-- START PROVIDED ENTRIES --

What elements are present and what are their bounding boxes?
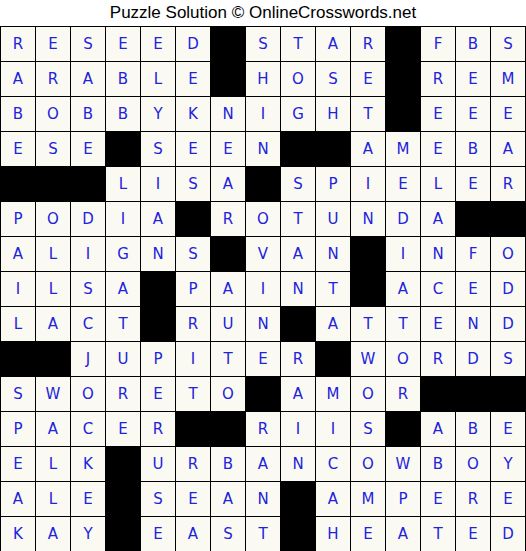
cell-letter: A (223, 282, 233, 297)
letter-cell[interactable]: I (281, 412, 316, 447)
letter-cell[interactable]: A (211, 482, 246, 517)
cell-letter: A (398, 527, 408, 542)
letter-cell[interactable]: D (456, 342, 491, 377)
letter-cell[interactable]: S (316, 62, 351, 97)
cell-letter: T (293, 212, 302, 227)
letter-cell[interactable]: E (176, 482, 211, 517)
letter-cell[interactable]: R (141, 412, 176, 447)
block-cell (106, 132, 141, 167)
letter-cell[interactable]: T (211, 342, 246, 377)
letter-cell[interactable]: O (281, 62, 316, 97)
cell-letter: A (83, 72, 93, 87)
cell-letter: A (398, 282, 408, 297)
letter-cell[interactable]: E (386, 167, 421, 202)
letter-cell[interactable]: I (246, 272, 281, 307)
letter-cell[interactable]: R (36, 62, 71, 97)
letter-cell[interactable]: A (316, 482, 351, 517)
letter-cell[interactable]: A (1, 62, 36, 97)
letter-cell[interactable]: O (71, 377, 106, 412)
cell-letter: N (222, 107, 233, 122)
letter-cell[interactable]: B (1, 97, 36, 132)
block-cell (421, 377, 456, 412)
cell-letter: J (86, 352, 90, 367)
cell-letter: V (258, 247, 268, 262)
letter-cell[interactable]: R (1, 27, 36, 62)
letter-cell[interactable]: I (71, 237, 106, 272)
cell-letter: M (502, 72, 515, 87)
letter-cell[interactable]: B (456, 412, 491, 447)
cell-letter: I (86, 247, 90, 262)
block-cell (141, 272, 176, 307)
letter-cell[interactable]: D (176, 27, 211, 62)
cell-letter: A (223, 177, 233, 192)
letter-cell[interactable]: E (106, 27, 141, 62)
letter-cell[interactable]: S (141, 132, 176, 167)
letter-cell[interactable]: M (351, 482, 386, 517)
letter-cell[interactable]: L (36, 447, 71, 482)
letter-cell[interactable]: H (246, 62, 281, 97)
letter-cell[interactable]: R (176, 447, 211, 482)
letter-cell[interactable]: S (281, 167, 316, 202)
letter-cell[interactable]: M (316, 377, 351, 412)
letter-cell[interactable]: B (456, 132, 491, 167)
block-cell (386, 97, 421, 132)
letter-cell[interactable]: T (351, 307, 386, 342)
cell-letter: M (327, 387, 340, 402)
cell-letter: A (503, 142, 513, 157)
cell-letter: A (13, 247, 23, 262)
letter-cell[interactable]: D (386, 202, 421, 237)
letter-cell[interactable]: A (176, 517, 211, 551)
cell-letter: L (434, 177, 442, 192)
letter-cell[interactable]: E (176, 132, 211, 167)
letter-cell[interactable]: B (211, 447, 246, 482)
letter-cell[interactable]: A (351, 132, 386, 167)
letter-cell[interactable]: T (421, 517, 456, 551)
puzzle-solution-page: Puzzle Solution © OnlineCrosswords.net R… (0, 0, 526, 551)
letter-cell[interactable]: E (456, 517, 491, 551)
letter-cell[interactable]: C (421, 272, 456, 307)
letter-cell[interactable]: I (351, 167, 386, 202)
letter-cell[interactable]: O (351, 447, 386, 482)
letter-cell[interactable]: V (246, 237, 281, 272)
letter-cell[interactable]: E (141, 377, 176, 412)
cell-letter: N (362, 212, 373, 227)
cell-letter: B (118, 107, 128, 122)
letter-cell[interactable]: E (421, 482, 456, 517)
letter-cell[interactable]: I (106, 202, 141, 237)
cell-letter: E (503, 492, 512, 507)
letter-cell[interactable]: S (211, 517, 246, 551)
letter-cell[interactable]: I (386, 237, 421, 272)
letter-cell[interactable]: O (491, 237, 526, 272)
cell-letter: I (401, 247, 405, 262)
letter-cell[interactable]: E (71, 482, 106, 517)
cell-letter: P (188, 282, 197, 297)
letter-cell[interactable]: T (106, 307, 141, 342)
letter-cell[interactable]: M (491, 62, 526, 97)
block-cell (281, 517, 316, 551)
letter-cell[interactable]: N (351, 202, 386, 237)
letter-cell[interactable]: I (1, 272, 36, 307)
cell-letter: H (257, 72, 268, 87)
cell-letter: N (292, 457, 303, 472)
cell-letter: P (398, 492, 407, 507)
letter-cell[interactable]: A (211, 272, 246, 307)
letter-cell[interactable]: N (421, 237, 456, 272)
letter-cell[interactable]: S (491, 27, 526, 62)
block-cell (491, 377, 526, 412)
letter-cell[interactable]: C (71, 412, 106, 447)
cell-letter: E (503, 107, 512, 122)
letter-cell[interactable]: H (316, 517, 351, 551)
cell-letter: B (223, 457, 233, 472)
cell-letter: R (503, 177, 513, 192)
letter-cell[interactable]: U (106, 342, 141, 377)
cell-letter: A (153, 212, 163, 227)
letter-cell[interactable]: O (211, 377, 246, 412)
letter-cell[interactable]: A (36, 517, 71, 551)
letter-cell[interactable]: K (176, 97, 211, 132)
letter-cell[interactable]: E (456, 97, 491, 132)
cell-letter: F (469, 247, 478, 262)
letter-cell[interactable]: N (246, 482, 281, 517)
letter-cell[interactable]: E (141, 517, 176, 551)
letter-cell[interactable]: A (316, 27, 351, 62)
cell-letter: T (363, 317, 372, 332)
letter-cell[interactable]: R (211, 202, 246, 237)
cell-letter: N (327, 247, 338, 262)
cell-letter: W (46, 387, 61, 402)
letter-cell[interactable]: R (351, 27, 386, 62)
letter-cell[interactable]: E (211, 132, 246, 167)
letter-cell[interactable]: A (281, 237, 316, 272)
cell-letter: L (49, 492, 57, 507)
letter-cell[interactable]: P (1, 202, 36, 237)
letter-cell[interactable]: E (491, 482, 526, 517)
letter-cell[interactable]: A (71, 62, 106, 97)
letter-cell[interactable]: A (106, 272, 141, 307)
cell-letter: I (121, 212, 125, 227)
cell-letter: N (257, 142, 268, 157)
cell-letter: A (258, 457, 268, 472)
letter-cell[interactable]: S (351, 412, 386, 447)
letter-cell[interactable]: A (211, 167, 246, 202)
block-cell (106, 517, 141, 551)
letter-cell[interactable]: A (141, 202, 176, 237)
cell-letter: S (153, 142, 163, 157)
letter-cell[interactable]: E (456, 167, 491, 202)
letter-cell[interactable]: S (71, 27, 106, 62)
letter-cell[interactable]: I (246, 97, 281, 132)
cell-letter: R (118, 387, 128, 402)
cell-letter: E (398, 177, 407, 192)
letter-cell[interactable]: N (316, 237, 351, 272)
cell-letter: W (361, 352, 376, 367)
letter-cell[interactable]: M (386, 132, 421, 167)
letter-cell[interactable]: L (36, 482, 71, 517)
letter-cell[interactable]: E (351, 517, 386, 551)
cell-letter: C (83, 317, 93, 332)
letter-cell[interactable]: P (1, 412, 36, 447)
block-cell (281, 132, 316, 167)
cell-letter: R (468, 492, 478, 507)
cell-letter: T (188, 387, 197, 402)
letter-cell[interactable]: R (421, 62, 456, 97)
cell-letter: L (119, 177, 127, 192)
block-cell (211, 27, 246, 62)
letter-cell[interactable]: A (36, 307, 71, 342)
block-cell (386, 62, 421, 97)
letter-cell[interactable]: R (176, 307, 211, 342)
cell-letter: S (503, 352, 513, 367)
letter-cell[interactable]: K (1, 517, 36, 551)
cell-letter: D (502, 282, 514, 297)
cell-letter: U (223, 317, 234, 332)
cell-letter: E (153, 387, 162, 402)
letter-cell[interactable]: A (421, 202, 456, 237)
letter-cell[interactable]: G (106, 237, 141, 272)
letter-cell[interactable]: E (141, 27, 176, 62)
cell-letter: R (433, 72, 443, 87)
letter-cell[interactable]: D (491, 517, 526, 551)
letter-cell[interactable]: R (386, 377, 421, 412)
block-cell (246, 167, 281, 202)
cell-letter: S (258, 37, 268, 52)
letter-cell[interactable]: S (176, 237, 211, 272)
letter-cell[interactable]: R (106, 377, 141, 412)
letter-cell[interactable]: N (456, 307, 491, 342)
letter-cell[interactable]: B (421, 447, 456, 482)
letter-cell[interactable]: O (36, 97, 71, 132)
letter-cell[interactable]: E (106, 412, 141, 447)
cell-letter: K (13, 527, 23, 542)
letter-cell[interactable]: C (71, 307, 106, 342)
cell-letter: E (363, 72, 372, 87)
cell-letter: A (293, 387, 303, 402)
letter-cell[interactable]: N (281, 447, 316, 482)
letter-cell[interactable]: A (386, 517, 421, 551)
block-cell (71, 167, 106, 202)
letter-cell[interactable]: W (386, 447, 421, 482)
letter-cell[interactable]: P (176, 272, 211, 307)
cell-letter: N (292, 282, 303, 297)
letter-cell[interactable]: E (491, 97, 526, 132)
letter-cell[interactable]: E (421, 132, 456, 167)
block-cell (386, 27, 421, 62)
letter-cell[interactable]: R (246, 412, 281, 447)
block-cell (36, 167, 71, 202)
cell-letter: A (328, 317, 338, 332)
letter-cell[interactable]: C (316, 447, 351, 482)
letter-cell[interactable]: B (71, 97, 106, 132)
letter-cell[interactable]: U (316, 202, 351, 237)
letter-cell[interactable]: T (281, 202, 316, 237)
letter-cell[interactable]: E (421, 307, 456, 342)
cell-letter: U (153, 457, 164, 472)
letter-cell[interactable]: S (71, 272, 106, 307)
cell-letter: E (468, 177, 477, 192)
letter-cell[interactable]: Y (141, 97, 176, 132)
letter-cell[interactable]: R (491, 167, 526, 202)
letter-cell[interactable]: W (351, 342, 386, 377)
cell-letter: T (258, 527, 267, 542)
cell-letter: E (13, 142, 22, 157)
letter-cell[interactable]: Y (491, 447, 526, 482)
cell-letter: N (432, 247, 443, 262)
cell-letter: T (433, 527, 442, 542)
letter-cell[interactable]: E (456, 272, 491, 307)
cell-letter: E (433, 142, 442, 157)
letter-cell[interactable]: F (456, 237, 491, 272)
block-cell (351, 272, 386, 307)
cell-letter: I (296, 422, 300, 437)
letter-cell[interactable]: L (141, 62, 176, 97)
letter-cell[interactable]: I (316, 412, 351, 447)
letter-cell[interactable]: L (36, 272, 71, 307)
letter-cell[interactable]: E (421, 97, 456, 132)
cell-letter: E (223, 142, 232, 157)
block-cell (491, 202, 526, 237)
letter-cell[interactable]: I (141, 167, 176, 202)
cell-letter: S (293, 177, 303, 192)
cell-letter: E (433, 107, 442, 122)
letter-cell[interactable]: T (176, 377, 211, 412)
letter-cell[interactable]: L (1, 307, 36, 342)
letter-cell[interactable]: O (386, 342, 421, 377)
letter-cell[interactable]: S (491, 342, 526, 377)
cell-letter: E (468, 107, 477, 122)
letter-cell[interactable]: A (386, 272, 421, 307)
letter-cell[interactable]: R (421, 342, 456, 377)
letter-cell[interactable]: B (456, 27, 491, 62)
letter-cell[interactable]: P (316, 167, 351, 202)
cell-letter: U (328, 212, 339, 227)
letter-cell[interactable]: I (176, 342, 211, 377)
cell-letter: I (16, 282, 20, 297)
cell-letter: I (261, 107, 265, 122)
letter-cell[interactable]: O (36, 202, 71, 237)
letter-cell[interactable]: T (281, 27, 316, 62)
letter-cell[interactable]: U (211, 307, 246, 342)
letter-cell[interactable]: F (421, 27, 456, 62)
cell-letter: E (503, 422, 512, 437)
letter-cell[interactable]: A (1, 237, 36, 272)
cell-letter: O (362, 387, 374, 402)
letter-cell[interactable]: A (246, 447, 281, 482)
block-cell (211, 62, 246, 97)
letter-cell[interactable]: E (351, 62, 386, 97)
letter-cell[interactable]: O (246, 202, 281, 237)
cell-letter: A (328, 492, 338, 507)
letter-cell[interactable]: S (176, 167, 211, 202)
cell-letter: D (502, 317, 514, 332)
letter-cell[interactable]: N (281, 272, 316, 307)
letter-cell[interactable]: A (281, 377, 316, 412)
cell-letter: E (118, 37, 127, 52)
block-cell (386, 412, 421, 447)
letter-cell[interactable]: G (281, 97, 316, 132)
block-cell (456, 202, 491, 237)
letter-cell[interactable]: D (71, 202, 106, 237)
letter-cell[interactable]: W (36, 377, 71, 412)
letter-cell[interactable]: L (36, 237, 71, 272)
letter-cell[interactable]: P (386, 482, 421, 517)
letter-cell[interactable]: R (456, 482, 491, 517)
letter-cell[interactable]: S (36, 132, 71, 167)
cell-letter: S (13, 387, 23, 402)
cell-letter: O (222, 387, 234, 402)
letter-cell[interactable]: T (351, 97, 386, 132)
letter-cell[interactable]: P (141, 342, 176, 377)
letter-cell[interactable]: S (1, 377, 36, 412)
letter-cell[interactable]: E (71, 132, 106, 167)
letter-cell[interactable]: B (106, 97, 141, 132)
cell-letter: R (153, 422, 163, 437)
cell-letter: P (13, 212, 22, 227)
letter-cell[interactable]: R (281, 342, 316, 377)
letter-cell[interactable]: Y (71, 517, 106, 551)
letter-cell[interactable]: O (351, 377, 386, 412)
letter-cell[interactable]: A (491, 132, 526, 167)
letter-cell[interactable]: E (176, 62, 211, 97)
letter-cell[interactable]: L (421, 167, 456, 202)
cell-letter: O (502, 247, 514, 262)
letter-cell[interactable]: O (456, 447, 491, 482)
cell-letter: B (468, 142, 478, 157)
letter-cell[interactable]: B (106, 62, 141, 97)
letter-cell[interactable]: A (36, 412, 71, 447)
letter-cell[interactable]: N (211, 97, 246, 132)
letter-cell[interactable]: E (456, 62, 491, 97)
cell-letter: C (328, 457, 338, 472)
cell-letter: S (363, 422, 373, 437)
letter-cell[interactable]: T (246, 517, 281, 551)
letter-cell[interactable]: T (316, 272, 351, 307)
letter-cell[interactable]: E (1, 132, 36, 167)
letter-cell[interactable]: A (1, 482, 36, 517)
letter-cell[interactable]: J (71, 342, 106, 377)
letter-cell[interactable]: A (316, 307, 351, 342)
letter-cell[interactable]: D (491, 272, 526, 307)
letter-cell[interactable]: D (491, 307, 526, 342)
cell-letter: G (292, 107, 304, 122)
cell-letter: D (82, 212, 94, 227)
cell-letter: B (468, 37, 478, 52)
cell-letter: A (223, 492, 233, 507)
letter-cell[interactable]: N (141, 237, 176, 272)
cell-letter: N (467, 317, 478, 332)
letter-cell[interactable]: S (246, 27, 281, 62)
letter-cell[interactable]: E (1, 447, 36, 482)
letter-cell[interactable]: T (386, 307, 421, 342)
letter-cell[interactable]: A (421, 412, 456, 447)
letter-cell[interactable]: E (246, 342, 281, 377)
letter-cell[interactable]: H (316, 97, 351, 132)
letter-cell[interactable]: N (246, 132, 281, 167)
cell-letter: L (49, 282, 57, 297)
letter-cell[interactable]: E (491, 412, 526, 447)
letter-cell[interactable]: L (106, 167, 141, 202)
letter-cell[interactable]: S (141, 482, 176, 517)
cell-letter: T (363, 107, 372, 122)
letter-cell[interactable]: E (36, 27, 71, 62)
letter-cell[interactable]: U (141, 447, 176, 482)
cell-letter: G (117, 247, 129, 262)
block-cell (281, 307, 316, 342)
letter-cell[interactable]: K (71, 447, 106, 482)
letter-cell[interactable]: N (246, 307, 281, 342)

-- END PROVIDED ENTRIES --
-- START PROVIDED ENTRIES --

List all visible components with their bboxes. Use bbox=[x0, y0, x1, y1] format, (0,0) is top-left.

-- END PROVIDED ENTRIES --

_DIRECTION:_ Transcribe word for word the lines in the entries above, beginning with the line that contains "What elements are" and continuing through the line that contains "letter-cell[interactable]: T (211, 342, 246, 377)". Leave the picture out of your transcription.

_PROBLEM SOLUTION:_
What elements are present and what are their bounding boxes?
cell-letter: A (223, 282, 233, 297)
letter-cell[interactable]: I (281, 412, 316, 447)
letter-cell[interactable]: A (211, 482, 246, 517)
cell-letter: A (398, 527, 408, 542)
letter-cell[interactable]: D (456, 342, 491, 377)
letter-cell[interactable]: S (316, 62, 351, 97)
cell-letter: T (293, 212, 302, 227)
letter-cell[interactable]: E (176, 482, 211, 517)
letter-cell[interactable]: R (141, 412, 176, 447)
block-cell (106, 132, 141, 167)
letter-cell[interactable]: T (211, 342, 246, 377)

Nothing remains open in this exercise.